* **Material for the task**
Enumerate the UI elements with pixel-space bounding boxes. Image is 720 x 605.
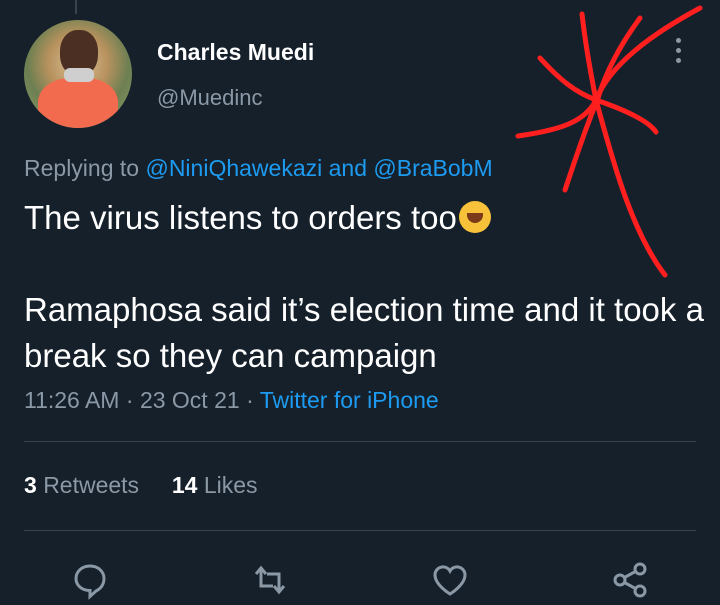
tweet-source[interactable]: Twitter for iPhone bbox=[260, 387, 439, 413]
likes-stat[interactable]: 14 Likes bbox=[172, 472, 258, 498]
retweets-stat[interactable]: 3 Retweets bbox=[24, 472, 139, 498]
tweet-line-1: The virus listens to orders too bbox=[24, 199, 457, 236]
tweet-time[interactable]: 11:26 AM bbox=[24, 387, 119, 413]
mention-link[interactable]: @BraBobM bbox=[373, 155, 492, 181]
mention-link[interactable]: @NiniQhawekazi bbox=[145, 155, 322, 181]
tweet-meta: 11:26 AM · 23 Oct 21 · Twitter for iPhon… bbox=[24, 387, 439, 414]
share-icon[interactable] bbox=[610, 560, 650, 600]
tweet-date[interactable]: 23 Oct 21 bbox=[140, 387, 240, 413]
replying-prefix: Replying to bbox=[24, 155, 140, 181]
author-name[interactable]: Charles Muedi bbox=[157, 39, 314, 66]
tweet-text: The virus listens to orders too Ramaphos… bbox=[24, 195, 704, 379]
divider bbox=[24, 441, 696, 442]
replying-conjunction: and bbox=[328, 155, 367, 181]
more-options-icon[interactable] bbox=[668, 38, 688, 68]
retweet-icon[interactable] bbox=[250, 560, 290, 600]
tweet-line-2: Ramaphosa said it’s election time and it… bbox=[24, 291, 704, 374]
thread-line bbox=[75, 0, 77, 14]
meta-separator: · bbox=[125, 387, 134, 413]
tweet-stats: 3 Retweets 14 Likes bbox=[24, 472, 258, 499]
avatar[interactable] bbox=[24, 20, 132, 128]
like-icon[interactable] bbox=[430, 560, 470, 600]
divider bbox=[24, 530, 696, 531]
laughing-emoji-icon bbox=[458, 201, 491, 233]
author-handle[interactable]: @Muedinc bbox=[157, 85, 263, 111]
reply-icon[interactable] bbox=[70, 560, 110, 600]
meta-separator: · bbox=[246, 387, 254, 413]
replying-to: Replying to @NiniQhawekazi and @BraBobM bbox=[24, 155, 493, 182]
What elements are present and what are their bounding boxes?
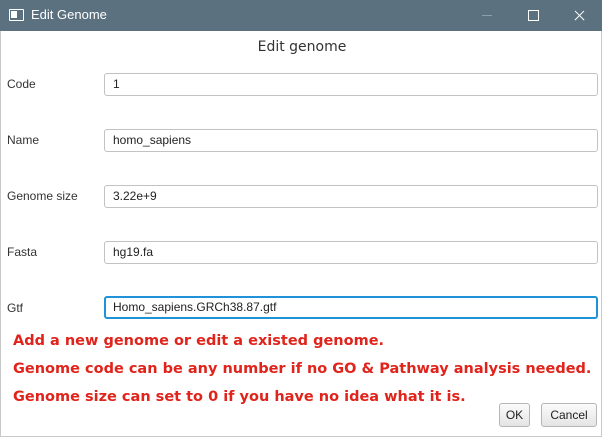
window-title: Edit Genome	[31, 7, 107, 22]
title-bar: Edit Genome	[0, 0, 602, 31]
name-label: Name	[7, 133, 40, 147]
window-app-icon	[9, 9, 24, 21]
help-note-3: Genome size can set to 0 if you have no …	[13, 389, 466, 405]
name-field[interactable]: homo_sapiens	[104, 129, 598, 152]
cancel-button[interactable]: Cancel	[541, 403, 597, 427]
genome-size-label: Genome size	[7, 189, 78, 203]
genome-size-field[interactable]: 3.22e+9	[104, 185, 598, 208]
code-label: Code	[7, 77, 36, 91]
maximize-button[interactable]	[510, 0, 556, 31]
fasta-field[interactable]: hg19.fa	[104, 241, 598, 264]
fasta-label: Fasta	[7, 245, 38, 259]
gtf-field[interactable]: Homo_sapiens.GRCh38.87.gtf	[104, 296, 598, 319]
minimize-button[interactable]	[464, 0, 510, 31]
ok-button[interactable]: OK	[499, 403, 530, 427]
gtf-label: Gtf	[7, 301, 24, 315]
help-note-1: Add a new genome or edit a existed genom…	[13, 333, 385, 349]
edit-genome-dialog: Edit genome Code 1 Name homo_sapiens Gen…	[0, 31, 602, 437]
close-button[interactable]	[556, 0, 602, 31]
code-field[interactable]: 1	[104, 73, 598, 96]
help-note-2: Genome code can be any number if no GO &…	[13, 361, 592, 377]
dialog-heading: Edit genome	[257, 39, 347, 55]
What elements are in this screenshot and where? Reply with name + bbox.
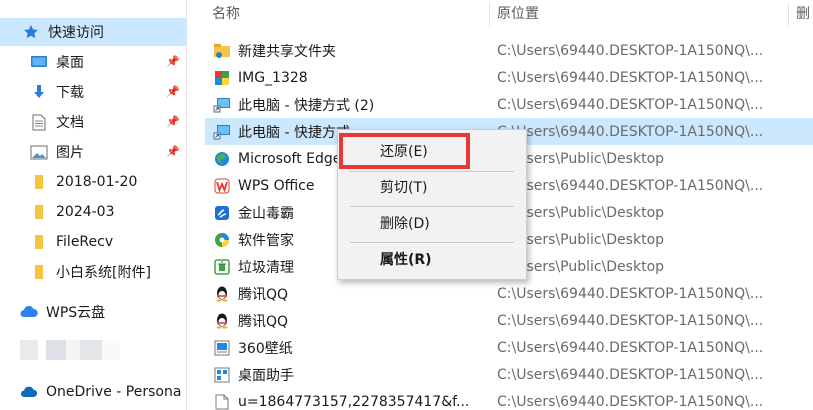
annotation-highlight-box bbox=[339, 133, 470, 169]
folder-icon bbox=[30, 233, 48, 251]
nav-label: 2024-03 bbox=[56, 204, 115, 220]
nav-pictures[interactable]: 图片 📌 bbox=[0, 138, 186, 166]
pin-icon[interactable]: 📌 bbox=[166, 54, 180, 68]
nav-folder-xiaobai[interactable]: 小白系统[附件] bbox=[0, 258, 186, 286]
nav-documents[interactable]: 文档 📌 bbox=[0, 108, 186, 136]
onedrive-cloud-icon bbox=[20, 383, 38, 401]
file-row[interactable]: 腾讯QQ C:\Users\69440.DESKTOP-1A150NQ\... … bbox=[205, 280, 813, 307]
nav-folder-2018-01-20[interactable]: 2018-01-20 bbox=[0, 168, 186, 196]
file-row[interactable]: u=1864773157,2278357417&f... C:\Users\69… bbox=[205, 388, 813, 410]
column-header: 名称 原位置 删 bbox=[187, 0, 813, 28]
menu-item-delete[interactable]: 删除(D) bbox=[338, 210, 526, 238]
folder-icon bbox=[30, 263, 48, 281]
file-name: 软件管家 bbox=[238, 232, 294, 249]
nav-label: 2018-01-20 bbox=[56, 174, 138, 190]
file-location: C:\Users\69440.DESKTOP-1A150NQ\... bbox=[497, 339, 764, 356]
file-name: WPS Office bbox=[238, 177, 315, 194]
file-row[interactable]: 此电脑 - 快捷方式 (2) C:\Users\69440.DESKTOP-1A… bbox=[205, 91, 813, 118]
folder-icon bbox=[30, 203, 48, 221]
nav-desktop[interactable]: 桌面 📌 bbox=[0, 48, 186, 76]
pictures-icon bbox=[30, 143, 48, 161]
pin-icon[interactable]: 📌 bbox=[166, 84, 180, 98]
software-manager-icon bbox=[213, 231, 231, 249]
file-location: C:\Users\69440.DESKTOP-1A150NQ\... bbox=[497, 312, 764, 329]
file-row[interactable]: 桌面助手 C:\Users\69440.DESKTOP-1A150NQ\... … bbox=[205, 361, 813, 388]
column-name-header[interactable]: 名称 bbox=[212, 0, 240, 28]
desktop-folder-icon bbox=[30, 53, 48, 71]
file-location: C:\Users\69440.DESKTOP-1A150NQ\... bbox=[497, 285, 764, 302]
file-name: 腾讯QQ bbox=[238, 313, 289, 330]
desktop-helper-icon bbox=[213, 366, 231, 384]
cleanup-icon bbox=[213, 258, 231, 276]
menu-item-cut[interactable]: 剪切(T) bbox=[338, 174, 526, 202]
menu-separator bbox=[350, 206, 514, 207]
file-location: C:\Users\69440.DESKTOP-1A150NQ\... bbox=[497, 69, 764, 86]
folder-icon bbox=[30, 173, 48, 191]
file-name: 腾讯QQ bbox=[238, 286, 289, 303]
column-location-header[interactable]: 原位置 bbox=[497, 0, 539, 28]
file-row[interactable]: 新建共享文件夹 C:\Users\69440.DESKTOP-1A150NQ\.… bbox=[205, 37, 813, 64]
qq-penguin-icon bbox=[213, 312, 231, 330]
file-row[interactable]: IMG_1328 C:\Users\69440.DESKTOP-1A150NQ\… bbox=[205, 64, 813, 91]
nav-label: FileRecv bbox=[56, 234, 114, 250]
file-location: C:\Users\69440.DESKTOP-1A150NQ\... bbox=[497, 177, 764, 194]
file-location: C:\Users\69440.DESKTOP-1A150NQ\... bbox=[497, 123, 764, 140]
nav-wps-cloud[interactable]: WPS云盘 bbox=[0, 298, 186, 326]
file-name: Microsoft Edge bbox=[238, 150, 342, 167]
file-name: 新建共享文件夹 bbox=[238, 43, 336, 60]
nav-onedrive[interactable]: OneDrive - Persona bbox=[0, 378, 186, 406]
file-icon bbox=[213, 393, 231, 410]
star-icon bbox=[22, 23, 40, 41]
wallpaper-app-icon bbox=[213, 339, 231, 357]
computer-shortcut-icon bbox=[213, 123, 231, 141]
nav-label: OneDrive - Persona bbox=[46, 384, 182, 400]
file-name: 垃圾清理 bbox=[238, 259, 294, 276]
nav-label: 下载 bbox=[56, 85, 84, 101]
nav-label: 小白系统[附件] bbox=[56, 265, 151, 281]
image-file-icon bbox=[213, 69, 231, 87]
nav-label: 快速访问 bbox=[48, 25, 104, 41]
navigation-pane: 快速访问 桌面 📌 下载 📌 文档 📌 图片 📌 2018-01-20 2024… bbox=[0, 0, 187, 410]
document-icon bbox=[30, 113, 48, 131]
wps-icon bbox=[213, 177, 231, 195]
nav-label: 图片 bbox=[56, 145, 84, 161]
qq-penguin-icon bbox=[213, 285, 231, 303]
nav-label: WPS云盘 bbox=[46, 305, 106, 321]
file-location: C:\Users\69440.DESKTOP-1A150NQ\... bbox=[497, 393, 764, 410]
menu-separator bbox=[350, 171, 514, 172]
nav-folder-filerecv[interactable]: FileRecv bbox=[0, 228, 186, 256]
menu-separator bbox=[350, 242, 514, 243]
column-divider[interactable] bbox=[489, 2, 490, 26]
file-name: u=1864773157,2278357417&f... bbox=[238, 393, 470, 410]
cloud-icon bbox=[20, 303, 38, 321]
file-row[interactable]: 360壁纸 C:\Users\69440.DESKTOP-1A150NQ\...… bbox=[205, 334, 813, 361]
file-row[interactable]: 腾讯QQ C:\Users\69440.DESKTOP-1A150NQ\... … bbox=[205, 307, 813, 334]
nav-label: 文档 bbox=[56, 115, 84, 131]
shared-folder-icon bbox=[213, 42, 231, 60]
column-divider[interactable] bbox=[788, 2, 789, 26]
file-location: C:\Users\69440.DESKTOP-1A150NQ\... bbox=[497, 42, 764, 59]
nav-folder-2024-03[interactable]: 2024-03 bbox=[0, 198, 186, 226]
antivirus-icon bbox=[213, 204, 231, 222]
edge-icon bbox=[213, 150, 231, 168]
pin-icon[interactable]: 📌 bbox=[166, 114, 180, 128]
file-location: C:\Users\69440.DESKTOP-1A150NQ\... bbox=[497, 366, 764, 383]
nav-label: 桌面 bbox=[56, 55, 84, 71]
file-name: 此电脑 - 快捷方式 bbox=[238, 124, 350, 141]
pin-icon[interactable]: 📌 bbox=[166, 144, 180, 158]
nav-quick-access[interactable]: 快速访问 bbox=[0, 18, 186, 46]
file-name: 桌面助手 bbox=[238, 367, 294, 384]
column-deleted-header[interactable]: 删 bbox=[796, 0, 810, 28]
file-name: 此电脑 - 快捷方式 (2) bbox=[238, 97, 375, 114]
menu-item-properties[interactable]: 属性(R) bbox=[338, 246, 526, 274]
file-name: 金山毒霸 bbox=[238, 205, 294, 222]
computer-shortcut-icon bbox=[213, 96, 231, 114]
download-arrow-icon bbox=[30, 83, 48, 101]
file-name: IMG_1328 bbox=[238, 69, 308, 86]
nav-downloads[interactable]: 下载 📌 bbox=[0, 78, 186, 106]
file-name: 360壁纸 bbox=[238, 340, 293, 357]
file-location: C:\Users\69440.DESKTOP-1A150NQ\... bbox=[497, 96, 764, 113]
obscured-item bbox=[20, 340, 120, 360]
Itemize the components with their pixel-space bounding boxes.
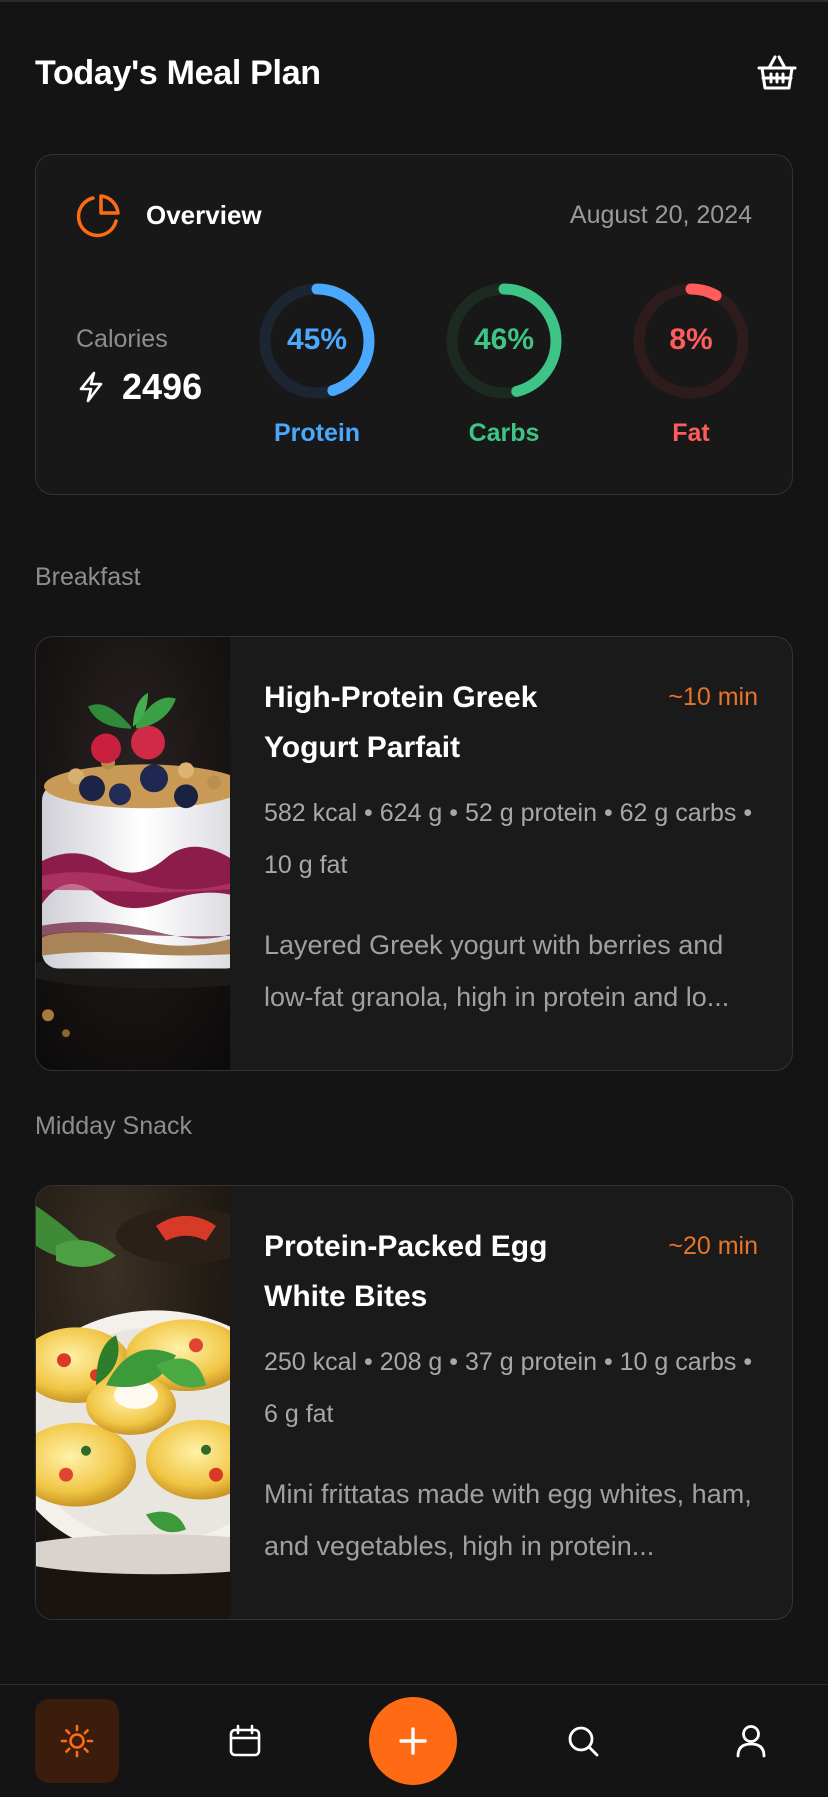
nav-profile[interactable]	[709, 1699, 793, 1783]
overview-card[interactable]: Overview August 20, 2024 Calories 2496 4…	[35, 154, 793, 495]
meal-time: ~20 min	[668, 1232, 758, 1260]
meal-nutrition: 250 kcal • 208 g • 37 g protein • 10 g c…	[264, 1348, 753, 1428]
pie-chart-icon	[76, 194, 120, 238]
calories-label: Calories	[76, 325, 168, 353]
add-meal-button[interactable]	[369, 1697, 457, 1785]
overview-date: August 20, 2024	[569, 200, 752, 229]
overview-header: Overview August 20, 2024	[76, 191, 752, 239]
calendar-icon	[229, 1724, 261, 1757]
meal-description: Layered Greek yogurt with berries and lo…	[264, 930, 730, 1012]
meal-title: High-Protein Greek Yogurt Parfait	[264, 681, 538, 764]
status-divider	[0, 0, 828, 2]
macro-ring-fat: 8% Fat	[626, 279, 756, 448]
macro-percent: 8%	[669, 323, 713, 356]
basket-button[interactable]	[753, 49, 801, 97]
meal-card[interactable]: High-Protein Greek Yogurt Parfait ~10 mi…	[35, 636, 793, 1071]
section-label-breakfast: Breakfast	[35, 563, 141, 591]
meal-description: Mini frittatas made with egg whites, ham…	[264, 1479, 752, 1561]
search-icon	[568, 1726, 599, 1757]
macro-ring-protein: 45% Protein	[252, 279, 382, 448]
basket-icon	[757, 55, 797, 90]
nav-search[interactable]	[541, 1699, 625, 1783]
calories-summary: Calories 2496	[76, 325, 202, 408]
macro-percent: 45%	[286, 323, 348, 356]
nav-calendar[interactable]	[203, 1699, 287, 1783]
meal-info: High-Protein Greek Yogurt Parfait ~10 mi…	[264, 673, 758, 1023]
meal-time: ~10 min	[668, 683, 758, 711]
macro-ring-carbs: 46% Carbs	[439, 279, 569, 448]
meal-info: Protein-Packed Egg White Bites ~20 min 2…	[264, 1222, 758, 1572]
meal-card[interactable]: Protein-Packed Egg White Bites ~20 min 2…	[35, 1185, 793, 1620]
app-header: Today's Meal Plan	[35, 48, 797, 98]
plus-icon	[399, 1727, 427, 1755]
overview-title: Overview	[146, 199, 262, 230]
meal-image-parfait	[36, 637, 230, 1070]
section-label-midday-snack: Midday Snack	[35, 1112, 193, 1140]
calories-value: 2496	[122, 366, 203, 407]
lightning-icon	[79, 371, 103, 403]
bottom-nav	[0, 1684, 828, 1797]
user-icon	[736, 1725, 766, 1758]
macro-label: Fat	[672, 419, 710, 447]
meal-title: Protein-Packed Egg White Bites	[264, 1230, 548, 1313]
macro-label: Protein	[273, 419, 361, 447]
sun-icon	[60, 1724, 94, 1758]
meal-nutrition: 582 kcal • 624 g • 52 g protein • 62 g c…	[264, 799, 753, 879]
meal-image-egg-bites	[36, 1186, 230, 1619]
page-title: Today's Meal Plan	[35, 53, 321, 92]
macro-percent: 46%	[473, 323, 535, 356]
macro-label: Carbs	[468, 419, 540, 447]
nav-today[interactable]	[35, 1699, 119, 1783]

* **Assigned task**
The expected result is every line from the material above that includes "time".

* **Result**
tweet-time[interactable]: 11:26 AM bbox=[24, 387, 119, 413]
tweet-line-2: Ramaphosa said it’s election time and it… bbox=[24, 291, 704, 374]
meal-time: ~20 min	[668, 1232, 758, 1260]
meal-time: ~10 min	[668, 683, 758, 711]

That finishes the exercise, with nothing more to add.